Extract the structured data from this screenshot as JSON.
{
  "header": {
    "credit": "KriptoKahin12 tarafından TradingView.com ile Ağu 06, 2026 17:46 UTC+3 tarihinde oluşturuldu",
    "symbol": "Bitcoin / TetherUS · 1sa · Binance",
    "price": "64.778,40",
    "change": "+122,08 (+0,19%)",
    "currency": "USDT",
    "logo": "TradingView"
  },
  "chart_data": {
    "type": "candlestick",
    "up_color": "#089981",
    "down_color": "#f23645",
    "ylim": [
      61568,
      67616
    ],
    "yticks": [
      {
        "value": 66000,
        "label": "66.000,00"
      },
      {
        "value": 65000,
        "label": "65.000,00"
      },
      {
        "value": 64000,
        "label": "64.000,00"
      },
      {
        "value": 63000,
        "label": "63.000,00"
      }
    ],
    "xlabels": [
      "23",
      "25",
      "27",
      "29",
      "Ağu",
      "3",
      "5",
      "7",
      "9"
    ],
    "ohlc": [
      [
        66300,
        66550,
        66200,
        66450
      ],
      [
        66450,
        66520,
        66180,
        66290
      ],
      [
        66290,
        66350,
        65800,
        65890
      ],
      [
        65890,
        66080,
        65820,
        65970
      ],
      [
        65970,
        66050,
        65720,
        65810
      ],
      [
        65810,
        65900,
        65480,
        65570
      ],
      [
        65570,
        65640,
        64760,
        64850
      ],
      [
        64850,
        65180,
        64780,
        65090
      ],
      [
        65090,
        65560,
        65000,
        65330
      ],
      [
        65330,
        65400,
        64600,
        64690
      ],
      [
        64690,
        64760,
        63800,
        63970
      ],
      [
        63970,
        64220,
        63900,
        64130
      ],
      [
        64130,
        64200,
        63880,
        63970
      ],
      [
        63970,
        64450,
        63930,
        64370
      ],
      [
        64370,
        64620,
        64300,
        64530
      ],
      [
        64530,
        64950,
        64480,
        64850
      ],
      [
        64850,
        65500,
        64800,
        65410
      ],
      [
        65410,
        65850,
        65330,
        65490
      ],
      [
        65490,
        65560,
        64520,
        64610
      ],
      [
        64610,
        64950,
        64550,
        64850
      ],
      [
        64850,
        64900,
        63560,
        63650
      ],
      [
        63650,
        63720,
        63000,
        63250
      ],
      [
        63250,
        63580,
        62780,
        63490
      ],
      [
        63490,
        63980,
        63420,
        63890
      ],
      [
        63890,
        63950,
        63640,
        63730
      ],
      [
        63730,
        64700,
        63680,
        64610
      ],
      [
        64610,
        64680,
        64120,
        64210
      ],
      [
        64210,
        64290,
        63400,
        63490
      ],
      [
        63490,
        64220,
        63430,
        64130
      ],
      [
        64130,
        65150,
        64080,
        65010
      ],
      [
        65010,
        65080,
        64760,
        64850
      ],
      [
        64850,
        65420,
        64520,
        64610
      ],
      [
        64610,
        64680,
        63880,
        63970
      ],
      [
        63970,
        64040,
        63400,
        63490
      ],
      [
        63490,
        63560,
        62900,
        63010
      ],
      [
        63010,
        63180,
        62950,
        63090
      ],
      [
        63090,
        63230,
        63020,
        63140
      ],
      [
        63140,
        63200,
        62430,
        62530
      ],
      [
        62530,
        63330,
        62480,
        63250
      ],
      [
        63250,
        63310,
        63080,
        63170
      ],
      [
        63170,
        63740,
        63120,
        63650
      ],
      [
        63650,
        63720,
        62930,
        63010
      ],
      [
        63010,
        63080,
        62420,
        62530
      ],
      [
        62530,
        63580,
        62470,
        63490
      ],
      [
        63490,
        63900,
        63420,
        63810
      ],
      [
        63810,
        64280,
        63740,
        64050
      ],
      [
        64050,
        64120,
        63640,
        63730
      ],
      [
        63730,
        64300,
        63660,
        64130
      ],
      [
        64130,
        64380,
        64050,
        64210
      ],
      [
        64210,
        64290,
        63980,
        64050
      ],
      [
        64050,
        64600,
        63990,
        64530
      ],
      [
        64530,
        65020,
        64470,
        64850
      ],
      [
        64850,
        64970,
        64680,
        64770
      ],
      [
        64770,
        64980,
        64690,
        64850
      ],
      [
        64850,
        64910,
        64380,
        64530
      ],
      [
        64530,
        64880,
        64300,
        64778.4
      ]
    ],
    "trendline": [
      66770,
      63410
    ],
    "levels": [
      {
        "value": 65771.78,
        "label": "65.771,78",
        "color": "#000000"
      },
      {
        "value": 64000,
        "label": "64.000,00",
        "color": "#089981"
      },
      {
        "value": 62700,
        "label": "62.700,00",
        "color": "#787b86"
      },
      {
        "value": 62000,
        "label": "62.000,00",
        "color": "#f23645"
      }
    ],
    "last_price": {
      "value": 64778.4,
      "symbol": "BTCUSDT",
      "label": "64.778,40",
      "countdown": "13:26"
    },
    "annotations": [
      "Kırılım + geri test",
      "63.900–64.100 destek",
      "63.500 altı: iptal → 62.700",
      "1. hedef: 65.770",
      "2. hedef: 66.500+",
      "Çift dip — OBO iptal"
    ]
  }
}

---------------

Written exercise
The records above must be repeated exactly, every one of them.

Task result
Extract the structured data from this screenshot as JSON.
{
  "header": {
    "credit": "KriptoKahin12 tarafından TradingView.com ile Ağu 06, 2026 17:46 UTC+3 tarihinde oluşturuldu",
    "symbol": "Bitcoin / TetherUS · 1sa · Binance",
    "price": "64.778,40",
    "change": "+122,08 (+0,19%)",
    "currency": "USDT",
    "logo": "TradingView"
  },
  "chart_data": {
    "type": "candlestick",
    "up_color": "#089981",
    "down_color": "#f23645",
    "ylim": [
      61568,
      67616
    ],
    "yticks": [
      {
        "value": 66000,
        "label": "66.000,00"
      },
      {
        "value": 65000,
        "label": "65.000,00"
      },
      {
        "value": 64000,
        "label": "64.000,00"
      },
      {
        "value": 63000,
        "label": "63.000,00"
      }
    ],
    "xlabels": [
      "23",
      "25",
      "27",
      "29",
      "Ağu",
      "3",
      "5",
      "7",
      "9"
    ],
    "ohlc": [
      [
        66300,
        66550,
        66200,
        66450
      ],
      [
        66450,
        66520,
        66180,
        66290
      ],
      [
        66290,
        66350,
        65800,
        65890
      ],
      [
        65890,
        66080,
        65820,
        65970
      ],
      [
        65970,
        66050,
        65720,
        65810
      ],
      [
        65810,
        65900,
        65480,
        65570
      ],
      [
        65570,
        65640,
        64760,
        64850
      ],
      [
        64850,
        65180,
        64780,
        65090
      ],
      [
        65090,
        65560,
        65000,
        65330
      ],
      [
        65330,
        65400,
        64600,
        64690
      ],
      [
        64690,
        64760,
        63800,
        63970
      ],
      [
        63970,
        64220,
        63900,
        64130
      ],
      [
        64130,
        64200,
        63880,
        63970
      ],
      [
        63970,
        64450,
        63930,
        64370
      ],
      [
        64370,
        64620,
        64300,
        64530
      ],
      [
        64530,
        64950,
        64480,
        64850
      ],
      [
        64850,
        65500,
        64800,
        65410
      ],
      [
        65410,
        65850,
        65330,
        65490
      ],
      [
        65490,
        65560,
        64520,
        64610
      ],
      [
        64610,
        64950,
        64550,
        64850
      ],
      [
        64850,
        64900,
        63560,
        63650
      ],
      [
        63650,
        63720,
        63000,
        63250
      ],
      [
        63250,
        63580,
        62780,
        63490
      ],
      [
        63490,
        63980,
        63420,
        63890
      ],
      [
        63890,
        63950,
        63640,
        63730
      ],
      [
        63730,
        64700,
        63680,
        64610
      ],
      [
        64610,
        64680,
        64120,
        64210
      ],
      [
        64210,
        64290,
        63400,
        63490
      ],
      [
        63490,
        64220,
        63430,
        64130
      ],
      [
        64130,
        65150,
        64080,
        65010
      ],
      [
        65010,
        65080,
        64760,
        64850
      ],
      [
        64850,
        65420,
        64520,
        64610
      ],
      [
        64610,
        64680,
        63880,
        63970
      ],
      [
        63970,
        64040,
        63400,
        63490
      ],
      [
        63490,
        63560,
        62900,
        63010
      ],
      [
        63010,
        63180,
        62950,
        63090
      ],
      [
        63090,
        63230,
        63020,
        63140
      ],
      [
        63140,
        63200,
        62430,
        62530
      ],
      [
        62530,
        63330,
        62480,
        63250
      ],
      [
        63250,
        63310,
        63080,
        63170
      ],
      [
        63170,
        63740,
        63120,
        63650
      ],
      [
        63650,
        63720,
        62930,
        63010
      ],
      [
        63010,
        63080,
        62420,
        62530
      ],
      [
        62530,
        63580,
        62470,
        63490
      ],
      [
        63490,
        63900,
        63420,
        63810
      ],
      [
        63810,
        64280,
        63740,
        64050
      ],
      [
        64050,
        64120,
        63640,
        63730
      ],
      [
        63730,
        64300,
        63660,
        64130
      ],
      [
        64130,
        64380,
        64050,
        64210
      ],
      [
        64210,
        64290,
        63980,
        64050
      ],
      [
        64050,
        64600,
        63990,
        64530
      ],
      [
        64530,
        65020,
        64470,
        64850
      ],
      [
        64850,
        64970,
        64680,
        64770
      ],
      [
        64770,
        64980,
        64690,
        64850
      ],
      [
        64850,
        64910,
        64380,
        64530
      ],
      [
        64530,
        64880,
        64300,
        64778.4
      ]
    ],
    "trendline": [
      66770,
      63410
    ],
    "levels": [
      {
        "value": 65771.78,
        "label": "65.771,78",
        "color": "#000000"
      },
      {
        "value": 64000,
        "label": "64.000,00",
        "color": "#089981"
      },
      {
        "value": 62700,
        "label": "62.700,00",
        "color": "#787b86"
      },
      {
        "value": 62000,
        "label": "62.000,00",
        "color": "#f23645"
      }
    ],
    "last_price": {
      "value": 64778.4,
      "symbol": "BTCUSDT",
      "label": "64.778,40",
      "countdown": "13:26"
    },
    "annotations": [
      "Kırılım + geri test",
      "63.900–64.100 destek",
      "63.500 altı: iptal → 62.700",
      "1. hedef: 65.770",
      "2. hedef: 66.500+",
      "Çift dip — OBO iptal"
    ]
  }
}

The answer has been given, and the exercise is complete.